>> START
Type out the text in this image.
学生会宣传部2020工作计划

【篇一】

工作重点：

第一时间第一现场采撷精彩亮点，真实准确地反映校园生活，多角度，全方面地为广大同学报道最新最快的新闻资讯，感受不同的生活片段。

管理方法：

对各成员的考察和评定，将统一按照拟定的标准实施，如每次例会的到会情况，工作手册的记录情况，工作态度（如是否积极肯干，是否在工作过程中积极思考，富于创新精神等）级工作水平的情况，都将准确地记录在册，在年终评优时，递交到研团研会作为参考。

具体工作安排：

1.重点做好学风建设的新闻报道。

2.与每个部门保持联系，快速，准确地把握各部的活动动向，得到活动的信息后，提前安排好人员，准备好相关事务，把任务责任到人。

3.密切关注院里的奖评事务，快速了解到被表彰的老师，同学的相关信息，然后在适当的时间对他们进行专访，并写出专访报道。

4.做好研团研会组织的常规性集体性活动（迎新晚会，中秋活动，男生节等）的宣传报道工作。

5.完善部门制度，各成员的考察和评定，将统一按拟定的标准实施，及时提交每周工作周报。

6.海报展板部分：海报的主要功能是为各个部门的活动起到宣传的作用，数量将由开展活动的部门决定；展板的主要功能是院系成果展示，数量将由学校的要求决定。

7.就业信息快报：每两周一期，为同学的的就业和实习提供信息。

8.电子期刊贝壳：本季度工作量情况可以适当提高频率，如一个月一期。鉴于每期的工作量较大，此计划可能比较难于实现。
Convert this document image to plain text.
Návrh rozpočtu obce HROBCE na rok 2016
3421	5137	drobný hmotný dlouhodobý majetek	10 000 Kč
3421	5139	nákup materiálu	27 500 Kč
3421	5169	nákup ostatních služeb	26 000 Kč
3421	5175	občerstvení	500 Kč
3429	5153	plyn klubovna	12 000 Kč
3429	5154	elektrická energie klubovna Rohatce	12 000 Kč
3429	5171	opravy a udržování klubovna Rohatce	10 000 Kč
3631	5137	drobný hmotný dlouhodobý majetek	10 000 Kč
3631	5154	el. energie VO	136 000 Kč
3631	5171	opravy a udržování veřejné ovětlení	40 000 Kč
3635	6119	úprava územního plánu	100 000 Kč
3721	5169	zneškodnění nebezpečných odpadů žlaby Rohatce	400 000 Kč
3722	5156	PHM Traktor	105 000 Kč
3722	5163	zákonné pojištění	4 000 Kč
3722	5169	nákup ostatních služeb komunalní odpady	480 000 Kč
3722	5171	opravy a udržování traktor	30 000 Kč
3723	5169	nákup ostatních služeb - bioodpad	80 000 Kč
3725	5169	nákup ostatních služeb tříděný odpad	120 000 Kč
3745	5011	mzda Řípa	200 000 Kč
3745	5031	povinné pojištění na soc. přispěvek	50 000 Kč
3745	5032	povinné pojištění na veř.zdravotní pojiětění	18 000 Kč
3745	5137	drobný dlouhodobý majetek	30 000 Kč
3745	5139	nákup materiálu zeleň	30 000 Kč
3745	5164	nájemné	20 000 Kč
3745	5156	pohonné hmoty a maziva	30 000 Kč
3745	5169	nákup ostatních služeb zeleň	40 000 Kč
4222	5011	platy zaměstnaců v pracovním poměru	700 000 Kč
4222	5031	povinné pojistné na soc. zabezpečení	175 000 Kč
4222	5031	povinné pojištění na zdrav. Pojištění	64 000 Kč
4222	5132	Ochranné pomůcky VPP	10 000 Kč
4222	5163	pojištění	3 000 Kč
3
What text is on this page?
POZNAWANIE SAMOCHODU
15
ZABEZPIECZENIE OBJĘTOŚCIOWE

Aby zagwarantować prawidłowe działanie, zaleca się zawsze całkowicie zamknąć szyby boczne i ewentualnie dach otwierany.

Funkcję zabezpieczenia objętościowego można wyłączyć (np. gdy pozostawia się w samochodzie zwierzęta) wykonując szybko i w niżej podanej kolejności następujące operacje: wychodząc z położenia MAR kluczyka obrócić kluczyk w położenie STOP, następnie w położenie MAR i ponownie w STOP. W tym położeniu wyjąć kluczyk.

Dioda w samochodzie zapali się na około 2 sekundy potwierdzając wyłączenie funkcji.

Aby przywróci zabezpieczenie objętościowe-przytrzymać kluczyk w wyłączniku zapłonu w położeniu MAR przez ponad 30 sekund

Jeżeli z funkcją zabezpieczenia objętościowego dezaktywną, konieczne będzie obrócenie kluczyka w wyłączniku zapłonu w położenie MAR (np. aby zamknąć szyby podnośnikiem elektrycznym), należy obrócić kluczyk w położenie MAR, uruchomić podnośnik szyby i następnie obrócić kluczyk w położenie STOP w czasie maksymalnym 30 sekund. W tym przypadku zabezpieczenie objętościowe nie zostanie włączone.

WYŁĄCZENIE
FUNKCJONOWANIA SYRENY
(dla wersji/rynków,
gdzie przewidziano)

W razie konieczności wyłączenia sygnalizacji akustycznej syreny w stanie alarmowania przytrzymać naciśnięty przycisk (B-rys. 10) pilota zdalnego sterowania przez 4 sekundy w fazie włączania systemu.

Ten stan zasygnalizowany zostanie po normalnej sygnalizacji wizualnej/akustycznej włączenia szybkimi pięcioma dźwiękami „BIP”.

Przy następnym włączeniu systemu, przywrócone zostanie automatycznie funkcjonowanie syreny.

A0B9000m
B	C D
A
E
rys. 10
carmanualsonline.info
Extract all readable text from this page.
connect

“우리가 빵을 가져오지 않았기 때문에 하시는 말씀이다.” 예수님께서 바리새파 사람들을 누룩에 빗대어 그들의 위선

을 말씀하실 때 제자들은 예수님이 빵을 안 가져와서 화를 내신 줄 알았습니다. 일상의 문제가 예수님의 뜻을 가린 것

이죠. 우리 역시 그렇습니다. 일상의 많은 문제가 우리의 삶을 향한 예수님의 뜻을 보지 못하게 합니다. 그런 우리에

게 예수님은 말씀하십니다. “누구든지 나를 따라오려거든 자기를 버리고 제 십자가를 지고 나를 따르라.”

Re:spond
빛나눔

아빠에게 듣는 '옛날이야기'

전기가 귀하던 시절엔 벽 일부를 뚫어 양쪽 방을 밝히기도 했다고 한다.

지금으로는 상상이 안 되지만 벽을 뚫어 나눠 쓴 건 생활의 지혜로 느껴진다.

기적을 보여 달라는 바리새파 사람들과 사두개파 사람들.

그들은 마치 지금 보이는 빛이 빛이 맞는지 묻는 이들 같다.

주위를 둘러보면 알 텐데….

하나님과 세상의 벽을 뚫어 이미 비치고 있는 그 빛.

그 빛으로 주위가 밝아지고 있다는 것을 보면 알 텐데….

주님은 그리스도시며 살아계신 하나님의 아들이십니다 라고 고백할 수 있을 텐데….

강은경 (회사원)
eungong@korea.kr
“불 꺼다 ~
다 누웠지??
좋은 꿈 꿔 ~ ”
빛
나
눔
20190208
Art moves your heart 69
>> END
Exercise requirements - Your task is to output the full set of records exactly as presented.

Response to the exercise -
Type out the text in this image.
学生会宣传部2020工作计划

【篇一】

工作重点：

第一时间第一现场采撷精彩亮点，真实准确地反映校园生活，多角度，全方面地为广大同学报道最新最快的新闻资讯，感受不同的生活片段。

管理方法：

对各成员的考察和评定，将统一按照拟定的标准实施，如每次例会的到会情况，工作手册的记录情况，工作态度（如是否积极肯干，是否在工作过程中积极思考，富于创新精神等）级工作水平的情况，都将准确地记录在册，在年终评优时，递交到研团研会作为参考。

具体工作安排：

1.重点做好学风建设的新闻报道。

2.与每个部门保持联系，快速，准确地把握各部的活动动向，得到活动的信息后，提前安排好人员，准备好相关事务，把任务责任到人。

3.密切关注院里的奖评事务，快速了解到被表彰的老师，同学的相关信息，然后在适当的时间对他们进行专访，并写出专访报道。

4.做好研团研会组织的常规性集体性活动（迎新晚会，中秋活动，男生节等）的宣传报道工作。

5.完善部门制度，各成员的考察和评定，将统一按拟定的标准实施，及时提交每周工作周报。

6.海报展板部分：海报的主要功能是为各个部门的活动起到宣传的作用，数量将由开展活动的部门决定；展板的主要功能是院系成果展示，数量将由学校的要求决定。

7.就业信息快报：每两周一期，为同学的的就业和实习提供信息。

8.电子期刊贝壳：本季度工作量情况可以适当提高频率，如一个月一期。鉴于每期的工作量较大，此计划可能比较难于实现。
Convert this document image to plain text.
Návrh rozpočtu obce HROBCE na rok 2016
3421	5137	drobný hmotný dlouhodobý majetek	10 000 Kč
3421	5139	nákup materiálu	27 500 Kč
3421	5169	nákup ostatních služeb	26 000 Kč
3421	5175	občerstvení	500 Kč
3429	5153	plyn klubovna	12 000 Kč
3429	5154	elektrická energie klubovna Rohatce	12 000 Kč
3429	5171	opravy a udržování klubovna Rohatce	10 000 Kč
3631	5137	drobný hmotný dlouhodobý majetek	10 000 Kč
3631	5154	el. energie VO	136 000 Kč
3631	5171	opravy a udržování veřejné ovětlení	40 000 Kč
3635	6119	úprava územního plánu	100 000 Kč
3721	5169	zneškodnění nebezpečných odpadů žlaby Rohatce	400 000 Kč
3722	5156	PHM Traktor	105 000 Kč
3722	5163	zákonné pojištění	4 000 Kč
3722	5169	nákup ostatních služeb komunalní odpady	480 000 Kč
3722	5171	opravy a udržování traktor	30 000 Kč
3723	5169	nákup ostatních služeb - bioodpad	80 000 Kč
3725	5169	nákup ostatních služeb tříděný odpad	120 000 Kč
3745	5011	mzda Řípa	200 000 Kč
3745	5031	povinné pojištění na soc. přispěvek	50 000 Kč
3745	5032	povinné pojištění na veř.zdravotní pojiětění	18 000 Kč
3745	5137	drobný dlouhodobý majetek	30 000 Kč
3745	5139	nákup materiálu zeleň	30 000 Kč
3745	5164	nájemné	20 000 Kč
3745	5156	pohonné hmoty a maziva	30 000 Kč
3745	5169	nákup ostatních služeb zeleň	40 000 Kč
4222	5011	platy zaměstnaců v pracovním poměru	700 000 Kč
4222	5031	povinné pojistné na soc. zabezpečení	175 000 Kč
4222	5031	povinné pojištění na zdrav. Pojištění	64 000 Kč
4222	5132	Ochranné pomůcky VPP	10 000 Kč
4222	5163	pojištění	3 000 Kč
3
What text is on this page?
POZNAWANIE SAMOCHODU
15
ZABEZPIECZENIE OBJĘTOŚCIOWE

Aby zagwarantować prawidłowe działanie, zaleca się zawsze całkowicie zamknąć szyby boczne i ewentualnie dach otwierany.

Funkcję zabezpieczenia objętościowego można wyłączyć (np. gdy pozostawia się w samochodzie zwierzęta) wykonując szybko i w niżej podanej kolejności następujące operacje: wychodząc z położenia MAR kluczyka obrócić kluczyk w położenie STOP, następnie w położenie MAR i ponownie w STOP. W tym położeniu wyjąć kluczyk.

Dioda w samochodzie zapali się na około 2 sekundy potwierdzając wyłączenie funkcji.

Aby przywróci zabezpieczenie objętościowe-przytrzymać kluczyk w wyłączniku zapłonu w położeniu MAR przez ponad 30 sekund

Jeżeli z funkcją zabezpieczenia objętościowego dezaktywną, konieczne będzie obrócenie kluczyka w wyłączniku zapłonu w położenie MAR (np. aby zamknąć szyby podnośnikiem elektrycznym), należy obrócić kluczyk w położenie MAR, uruchomić podnośnik szyby i następnie obrócić kluczyk w położenie STOP w czasie maksymalnym 30 sekund. W tym przypadku zabezpieczenie objętościowe nie zostanie włączone.

WYŁĄCZENIE
FUNKCJONOWANIA SYRENY
(dla wersji/rynków,
gdzie przewidziano)

W razie konieczności wyłączenia sygnalizacji akustycznej syreny w stanie alarmowania przytrzymać naciśnięty przycisk (B-rys. 10) pilota zdalnego sterowania przez 4 sekundy w fazie włączania systemu.

Ten stan zasygnalizowany zostanie po normalnej sygnalizacji wizualnej/akustycznej włączenia szybkimi pięcioma dźwiękami „BIP”.

Przy następnym włączeniu systemu, przywrócone zostanie automatycznie funkcjonowanie syreny.

A0B9000m
B	C D
A
E
rys. 10
carmanualsonline.info
Extract all readable text from this page.
connect

“우리가 빵을 가져오지 않았기 때문에 하시는 말씀이다.” 예수님께서 바리새파 사람들을 누룩에 빗대어 그들의 위선

을 말씀하실 때 제자들은 예수님이 빵을 안 가져와서 화를 내신 줄 알았습니다. 일상의 문제가 예수님의 뜻을 가린 것

이죠. 우리 역시 그렇습니다. 일상의 많은 문제가 우리의 삶을 향한 예수님의 뜻을 보지 못하게 합니다. 그런 우리에

게 예수님은 말씀하십니다. “누구든지 나를 따라오려거든 자기를 버리고 제 십자가를 지고 나를 따르라.”

Re:spond
빛나눔

아빠에게 듣는 '옛날이야기'

전기가 귀하던 시절엔 벽 일부를 뚫어 양쪽 방을 밝히기도 했다고 한다.

지금으로는 상상이 안 되지만 벽을 뚫어 나눠 쓴 건 생활의 지혜로 느껴진다.

기적을 보여 달라는 바리새파 사람들과 사두개파 사람들.

그들은 마치 지금 보이는 빛이 빛이 맞는지 묻는 이들 같다.

주위를 둘러보면 알 텐데….

하나님과 세상의 벽을 뚫어 이미 비치고 있는 그 빛.

그 빛으로 주위가 밝아지고 있다는 것을 보면 알 텐데….

주님은 그리스도시며 살아계신 하나님의 아들이십니다 라고 고백할 수 있을 텐데….

강은경 (회사원)
eungong@korea.kr
“불 꺼다 ~
다 누웠지??
좋은 꿈 꿔 ~ ”
빛
나
눔
20190208
Art moves your heart 69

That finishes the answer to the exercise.